§ Extracted records:
· · · · · · ·

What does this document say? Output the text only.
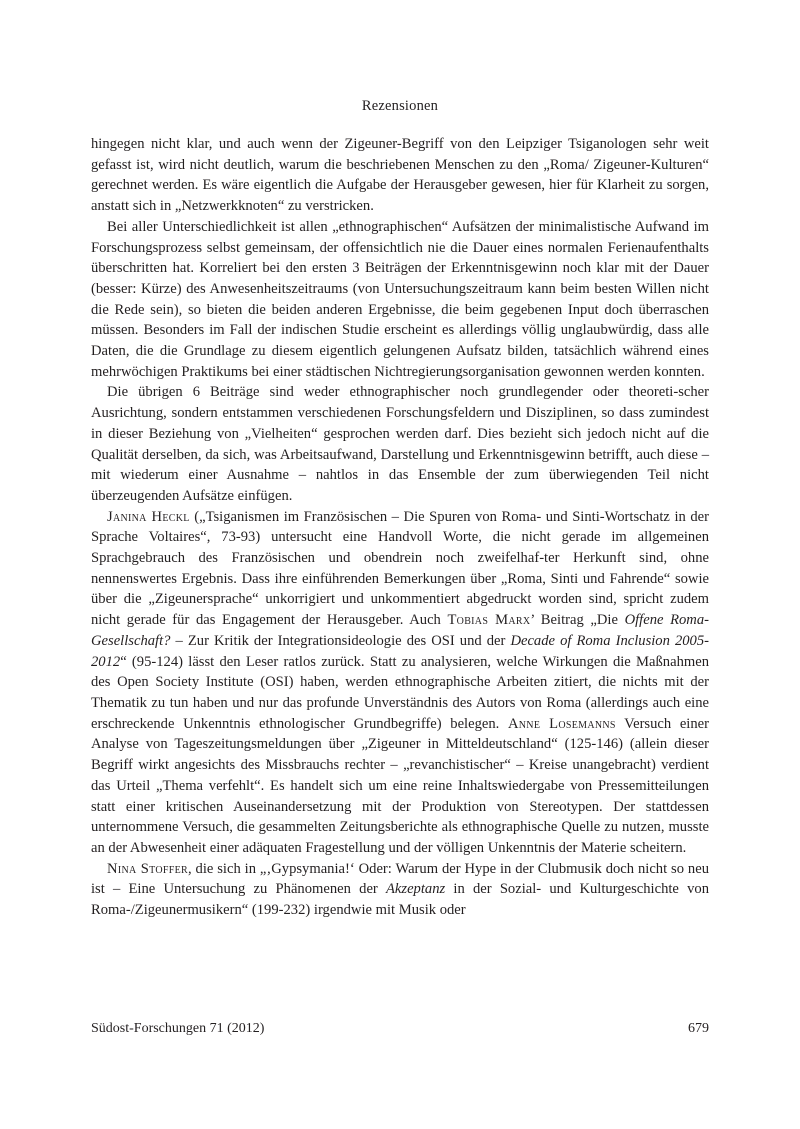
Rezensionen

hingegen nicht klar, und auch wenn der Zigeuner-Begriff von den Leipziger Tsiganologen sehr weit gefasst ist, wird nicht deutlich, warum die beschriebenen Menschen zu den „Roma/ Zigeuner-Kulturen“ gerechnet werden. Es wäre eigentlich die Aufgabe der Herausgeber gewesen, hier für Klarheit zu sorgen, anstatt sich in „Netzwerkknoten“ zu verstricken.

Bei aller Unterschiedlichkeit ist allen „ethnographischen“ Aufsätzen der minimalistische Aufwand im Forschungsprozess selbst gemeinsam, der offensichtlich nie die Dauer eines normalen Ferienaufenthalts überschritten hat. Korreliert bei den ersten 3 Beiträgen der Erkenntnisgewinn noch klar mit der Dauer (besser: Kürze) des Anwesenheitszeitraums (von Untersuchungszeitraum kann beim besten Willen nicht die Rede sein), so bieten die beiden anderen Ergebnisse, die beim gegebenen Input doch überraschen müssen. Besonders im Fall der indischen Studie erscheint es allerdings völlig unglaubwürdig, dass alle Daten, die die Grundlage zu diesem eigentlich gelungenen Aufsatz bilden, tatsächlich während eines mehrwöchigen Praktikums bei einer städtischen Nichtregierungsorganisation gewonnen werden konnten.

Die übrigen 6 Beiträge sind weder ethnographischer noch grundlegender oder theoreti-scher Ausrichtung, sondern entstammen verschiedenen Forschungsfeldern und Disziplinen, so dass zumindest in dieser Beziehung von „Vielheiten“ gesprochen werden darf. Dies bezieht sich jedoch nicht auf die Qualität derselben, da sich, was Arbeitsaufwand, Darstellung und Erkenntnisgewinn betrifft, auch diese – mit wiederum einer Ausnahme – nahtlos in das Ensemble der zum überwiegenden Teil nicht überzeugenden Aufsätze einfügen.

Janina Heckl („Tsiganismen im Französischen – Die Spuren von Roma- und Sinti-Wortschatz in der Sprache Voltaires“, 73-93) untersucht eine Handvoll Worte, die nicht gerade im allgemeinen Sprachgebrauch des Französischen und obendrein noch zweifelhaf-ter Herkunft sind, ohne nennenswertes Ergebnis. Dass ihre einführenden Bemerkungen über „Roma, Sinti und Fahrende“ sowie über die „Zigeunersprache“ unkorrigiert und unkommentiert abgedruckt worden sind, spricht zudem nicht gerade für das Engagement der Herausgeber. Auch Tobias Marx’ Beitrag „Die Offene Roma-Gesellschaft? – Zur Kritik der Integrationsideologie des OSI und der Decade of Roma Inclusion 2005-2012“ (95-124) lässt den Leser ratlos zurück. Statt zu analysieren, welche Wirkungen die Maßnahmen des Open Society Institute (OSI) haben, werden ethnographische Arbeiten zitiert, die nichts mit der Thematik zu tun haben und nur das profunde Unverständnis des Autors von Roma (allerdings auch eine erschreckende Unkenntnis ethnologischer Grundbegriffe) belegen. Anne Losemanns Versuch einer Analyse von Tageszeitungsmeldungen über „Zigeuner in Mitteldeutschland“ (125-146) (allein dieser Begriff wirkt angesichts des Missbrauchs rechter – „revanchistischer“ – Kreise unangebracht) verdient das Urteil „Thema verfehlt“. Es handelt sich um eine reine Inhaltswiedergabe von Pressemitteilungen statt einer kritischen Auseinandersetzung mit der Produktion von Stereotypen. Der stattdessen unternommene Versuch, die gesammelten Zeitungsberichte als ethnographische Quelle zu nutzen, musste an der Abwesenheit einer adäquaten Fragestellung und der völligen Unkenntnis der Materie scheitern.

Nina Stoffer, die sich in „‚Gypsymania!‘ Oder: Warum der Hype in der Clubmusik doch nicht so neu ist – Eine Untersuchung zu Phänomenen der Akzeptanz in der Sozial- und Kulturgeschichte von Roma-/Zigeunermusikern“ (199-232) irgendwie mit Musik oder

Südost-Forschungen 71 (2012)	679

· · · · · · ·

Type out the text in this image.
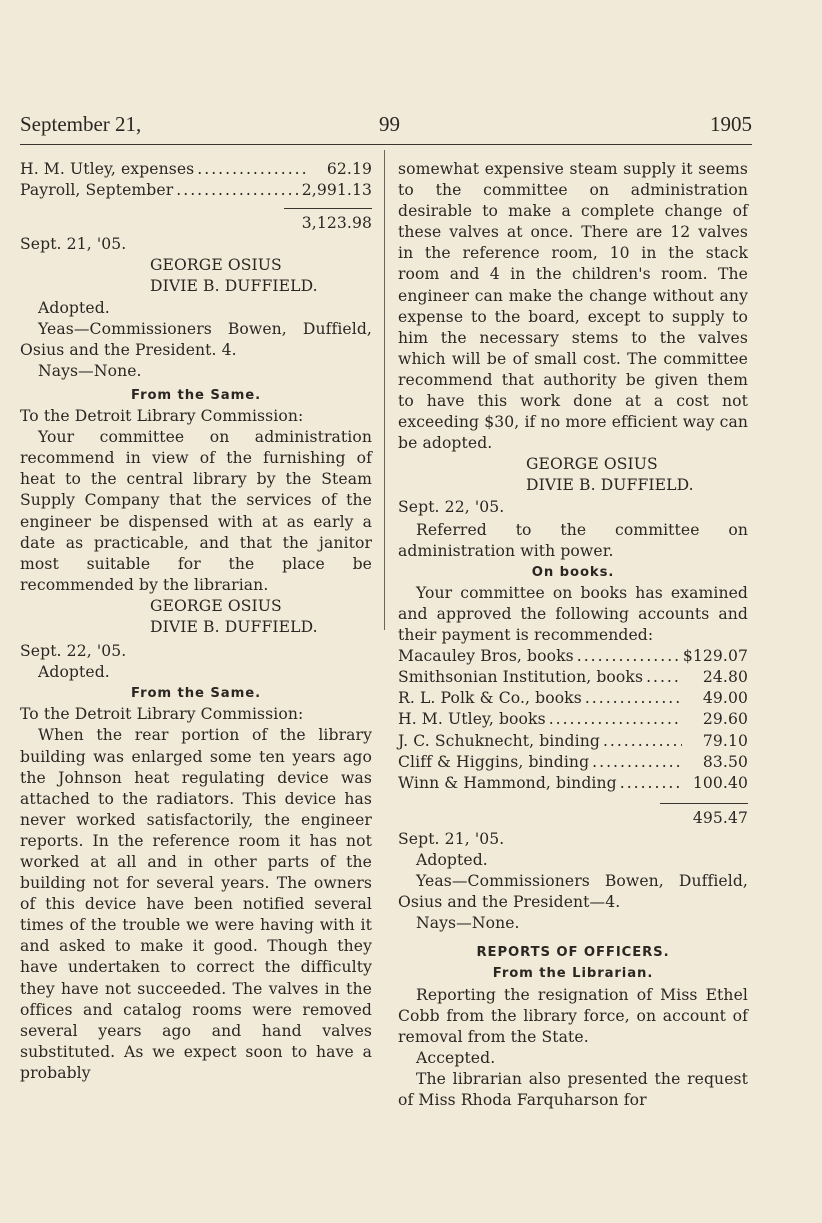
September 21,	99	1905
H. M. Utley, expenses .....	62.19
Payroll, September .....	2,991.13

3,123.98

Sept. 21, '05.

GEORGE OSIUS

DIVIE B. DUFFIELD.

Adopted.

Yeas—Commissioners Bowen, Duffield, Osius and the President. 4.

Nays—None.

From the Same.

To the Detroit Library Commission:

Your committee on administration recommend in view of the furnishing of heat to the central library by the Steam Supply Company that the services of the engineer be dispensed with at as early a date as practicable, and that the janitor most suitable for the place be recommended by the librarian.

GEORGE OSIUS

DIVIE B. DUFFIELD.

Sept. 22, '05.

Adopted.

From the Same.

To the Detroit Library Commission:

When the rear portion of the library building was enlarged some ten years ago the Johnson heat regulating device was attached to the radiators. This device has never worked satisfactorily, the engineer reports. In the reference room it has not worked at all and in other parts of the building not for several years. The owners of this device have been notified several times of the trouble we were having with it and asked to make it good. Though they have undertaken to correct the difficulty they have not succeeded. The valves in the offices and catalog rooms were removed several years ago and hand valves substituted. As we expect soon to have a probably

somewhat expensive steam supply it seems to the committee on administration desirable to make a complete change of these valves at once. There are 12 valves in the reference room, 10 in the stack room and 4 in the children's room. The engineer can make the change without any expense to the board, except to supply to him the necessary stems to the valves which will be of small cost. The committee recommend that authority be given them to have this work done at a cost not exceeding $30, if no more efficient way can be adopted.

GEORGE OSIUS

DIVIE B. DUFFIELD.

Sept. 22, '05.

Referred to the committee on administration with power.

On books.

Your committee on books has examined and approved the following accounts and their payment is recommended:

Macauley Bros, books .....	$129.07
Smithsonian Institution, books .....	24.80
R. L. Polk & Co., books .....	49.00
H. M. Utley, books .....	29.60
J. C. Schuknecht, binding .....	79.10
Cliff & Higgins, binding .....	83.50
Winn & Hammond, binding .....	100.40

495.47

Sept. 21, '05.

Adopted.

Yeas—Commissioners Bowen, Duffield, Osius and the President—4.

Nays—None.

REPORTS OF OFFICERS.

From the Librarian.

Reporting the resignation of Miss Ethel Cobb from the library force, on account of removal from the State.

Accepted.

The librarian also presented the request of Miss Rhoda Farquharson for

· · · · · · ·

§ Directions: Tell how many lines hold the string "books", giving the number and nothing else.

§ Solution to this task: 6